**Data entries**
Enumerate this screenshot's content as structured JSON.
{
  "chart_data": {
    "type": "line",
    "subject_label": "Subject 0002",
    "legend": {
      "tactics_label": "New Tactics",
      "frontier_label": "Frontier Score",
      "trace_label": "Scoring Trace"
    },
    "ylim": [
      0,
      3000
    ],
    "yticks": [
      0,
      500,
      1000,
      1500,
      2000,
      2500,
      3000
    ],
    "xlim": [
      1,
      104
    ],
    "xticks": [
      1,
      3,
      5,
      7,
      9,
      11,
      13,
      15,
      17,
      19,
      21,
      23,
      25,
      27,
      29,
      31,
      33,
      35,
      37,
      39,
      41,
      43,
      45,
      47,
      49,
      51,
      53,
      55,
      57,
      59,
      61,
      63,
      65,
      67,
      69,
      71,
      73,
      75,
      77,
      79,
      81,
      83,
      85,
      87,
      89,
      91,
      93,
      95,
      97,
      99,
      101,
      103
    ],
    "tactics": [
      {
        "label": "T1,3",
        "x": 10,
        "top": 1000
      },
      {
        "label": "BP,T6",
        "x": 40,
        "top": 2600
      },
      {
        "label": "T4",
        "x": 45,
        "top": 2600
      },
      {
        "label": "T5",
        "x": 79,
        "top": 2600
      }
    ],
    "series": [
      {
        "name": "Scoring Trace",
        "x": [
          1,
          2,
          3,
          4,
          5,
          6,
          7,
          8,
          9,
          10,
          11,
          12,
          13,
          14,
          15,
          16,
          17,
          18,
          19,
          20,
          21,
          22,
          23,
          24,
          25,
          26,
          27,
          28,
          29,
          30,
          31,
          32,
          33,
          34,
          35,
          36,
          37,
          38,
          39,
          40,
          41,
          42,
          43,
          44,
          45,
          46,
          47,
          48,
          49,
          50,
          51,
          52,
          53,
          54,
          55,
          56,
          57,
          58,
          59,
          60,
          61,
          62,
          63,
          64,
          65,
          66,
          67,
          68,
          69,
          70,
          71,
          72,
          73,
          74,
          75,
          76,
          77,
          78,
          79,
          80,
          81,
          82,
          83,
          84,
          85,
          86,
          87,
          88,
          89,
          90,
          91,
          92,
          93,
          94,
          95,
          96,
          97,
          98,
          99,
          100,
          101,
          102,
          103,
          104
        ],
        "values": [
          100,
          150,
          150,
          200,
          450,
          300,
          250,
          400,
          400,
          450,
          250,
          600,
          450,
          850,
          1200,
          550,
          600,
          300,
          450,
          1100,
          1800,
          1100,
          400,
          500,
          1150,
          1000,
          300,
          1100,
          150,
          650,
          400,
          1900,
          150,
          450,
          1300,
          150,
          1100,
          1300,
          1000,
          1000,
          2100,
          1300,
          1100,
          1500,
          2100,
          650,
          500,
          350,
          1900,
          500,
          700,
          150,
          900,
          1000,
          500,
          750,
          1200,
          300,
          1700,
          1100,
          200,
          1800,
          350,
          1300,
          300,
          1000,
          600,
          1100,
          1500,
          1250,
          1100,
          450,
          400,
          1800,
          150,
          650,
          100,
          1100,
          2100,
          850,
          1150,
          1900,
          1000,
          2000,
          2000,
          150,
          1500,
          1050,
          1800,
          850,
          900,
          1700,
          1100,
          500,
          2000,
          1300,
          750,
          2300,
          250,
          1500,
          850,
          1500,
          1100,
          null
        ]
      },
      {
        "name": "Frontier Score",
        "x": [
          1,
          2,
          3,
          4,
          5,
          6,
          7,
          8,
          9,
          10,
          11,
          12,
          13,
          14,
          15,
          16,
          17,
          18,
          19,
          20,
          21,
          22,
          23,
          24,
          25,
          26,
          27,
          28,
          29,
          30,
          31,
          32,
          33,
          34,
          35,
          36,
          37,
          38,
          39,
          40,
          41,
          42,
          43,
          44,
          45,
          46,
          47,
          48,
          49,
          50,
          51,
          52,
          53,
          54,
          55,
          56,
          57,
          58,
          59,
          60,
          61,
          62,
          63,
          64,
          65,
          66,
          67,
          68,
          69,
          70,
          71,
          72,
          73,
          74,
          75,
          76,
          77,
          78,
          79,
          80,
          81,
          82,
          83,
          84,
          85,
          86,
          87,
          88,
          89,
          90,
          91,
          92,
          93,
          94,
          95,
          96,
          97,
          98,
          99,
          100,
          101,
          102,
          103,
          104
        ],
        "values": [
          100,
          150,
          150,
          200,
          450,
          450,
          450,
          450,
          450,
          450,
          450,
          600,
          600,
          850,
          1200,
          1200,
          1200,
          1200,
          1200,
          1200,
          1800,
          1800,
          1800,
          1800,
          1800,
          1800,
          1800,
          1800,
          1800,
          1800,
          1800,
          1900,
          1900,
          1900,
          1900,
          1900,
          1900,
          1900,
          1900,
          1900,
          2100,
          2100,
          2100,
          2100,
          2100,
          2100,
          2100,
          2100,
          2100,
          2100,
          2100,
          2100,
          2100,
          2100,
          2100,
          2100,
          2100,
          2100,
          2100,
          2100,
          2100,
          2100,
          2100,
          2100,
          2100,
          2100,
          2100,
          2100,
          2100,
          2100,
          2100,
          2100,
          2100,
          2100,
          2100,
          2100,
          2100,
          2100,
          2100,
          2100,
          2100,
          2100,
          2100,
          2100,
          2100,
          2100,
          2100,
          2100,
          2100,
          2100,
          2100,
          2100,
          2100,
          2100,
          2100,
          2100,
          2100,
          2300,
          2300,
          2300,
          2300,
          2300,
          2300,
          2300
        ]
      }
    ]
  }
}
==
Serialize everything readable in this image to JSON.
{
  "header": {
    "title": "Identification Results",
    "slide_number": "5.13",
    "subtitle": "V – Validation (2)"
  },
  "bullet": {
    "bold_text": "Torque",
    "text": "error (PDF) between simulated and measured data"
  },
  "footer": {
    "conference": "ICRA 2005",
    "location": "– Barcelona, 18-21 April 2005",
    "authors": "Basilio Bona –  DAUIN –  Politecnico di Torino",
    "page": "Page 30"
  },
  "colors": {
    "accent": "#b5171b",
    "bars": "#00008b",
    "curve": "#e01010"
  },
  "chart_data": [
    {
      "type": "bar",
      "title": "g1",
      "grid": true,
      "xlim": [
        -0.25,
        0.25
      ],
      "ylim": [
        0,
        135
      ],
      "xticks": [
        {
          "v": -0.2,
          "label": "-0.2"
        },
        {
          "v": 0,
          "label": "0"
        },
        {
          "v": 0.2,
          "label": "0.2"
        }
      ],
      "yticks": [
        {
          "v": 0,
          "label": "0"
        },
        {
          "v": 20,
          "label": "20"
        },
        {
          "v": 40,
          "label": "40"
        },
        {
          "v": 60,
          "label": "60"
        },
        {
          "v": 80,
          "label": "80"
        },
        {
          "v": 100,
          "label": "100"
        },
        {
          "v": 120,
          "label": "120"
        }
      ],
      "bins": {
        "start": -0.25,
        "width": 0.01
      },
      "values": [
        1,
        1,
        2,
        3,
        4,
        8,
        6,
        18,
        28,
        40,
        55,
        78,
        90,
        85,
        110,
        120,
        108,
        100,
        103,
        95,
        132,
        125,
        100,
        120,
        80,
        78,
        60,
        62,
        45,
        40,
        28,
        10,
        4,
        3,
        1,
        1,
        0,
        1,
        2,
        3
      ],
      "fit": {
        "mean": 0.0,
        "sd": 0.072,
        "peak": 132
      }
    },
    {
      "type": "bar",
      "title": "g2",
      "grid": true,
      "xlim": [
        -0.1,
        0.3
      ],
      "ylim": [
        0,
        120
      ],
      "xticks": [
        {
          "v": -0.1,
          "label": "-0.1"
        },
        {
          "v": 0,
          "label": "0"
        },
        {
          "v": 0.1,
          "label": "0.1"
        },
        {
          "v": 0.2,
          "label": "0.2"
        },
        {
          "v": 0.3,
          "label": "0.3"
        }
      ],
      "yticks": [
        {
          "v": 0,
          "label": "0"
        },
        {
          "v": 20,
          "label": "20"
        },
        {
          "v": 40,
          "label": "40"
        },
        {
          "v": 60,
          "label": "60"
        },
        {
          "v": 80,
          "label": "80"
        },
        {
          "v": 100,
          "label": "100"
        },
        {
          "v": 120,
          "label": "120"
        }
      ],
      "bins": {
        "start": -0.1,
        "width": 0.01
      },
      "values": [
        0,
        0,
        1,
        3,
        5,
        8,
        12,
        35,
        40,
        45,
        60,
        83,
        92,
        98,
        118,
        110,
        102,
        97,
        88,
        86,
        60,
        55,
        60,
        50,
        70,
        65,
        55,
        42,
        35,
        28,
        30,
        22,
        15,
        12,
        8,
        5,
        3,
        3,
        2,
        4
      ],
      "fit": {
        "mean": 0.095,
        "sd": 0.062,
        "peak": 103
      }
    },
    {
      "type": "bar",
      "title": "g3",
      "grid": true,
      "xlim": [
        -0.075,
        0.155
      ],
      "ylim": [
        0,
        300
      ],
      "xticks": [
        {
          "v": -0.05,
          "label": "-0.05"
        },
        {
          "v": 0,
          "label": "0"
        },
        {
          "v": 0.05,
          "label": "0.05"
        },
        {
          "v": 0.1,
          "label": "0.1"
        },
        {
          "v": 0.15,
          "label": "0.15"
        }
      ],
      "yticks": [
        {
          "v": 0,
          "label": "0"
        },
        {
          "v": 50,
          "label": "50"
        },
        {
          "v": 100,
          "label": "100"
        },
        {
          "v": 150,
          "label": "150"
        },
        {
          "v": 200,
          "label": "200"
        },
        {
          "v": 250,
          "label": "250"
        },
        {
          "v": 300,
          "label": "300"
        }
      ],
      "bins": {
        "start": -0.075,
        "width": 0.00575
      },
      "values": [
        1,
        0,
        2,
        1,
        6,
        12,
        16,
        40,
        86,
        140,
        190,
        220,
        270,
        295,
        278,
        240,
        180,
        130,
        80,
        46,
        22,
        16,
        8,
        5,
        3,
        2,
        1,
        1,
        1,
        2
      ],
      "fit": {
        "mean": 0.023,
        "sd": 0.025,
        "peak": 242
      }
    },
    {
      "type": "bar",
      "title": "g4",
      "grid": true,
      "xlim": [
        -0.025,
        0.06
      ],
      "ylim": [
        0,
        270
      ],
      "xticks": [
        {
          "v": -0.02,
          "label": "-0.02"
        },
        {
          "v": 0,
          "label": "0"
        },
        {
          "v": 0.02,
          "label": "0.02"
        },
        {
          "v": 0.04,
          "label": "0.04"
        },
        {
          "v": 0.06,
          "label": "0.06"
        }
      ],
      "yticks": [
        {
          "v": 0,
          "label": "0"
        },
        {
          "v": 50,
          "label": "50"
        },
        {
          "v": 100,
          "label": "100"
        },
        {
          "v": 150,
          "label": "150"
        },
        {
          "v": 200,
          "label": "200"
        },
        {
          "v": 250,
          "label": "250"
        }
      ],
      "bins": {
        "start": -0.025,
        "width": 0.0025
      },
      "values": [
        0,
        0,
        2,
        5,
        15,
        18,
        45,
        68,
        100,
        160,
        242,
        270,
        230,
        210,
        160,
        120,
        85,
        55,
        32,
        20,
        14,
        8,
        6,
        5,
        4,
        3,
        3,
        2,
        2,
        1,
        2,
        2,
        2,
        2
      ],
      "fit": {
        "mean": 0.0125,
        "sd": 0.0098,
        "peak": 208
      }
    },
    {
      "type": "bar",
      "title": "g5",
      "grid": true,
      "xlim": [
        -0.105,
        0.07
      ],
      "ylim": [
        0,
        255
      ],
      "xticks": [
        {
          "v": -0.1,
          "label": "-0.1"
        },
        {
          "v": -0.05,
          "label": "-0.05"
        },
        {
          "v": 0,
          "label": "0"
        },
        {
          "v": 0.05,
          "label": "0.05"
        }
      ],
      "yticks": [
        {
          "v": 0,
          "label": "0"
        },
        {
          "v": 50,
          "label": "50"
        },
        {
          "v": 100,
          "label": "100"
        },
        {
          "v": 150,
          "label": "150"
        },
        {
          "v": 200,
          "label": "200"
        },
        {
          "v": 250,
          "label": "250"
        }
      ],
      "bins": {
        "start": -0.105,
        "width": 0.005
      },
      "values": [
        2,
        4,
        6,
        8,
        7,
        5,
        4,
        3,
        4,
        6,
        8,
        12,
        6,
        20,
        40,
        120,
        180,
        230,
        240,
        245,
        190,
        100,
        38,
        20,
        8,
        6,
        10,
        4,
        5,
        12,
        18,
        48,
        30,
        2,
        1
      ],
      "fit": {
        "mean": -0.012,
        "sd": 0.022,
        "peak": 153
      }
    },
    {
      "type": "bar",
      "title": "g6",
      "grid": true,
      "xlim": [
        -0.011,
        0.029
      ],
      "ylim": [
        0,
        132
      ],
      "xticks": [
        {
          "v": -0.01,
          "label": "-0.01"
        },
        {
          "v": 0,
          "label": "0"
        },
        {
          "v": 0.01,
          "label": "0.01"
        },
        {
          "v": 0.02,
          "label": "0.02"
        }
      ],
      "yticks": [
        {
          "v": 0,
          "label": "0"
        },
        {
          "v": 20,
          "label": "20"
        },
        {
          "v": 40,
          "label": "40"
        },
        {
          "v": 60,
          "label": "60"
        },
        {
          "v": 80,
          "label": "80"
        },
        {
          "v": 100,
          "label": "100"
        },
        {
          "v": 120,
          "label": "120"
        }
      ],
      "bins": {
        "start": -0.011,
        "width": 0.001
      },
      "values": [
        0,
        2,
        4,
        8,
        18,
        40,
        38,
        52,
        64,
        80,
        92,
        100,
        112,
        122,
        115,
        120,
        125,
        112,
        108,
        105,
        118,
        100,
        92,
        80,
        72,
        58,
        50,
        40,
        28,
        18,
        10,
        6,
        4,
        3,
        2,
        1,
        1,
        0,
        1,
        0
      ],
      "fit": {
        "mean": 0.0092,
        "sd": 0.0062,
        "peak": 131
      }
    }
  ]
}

**Your task**
Pull out all lines in the data above that include "name".

**Answer to the task**
        "name": "Scoring Trace",
        "name": "Frontier Score",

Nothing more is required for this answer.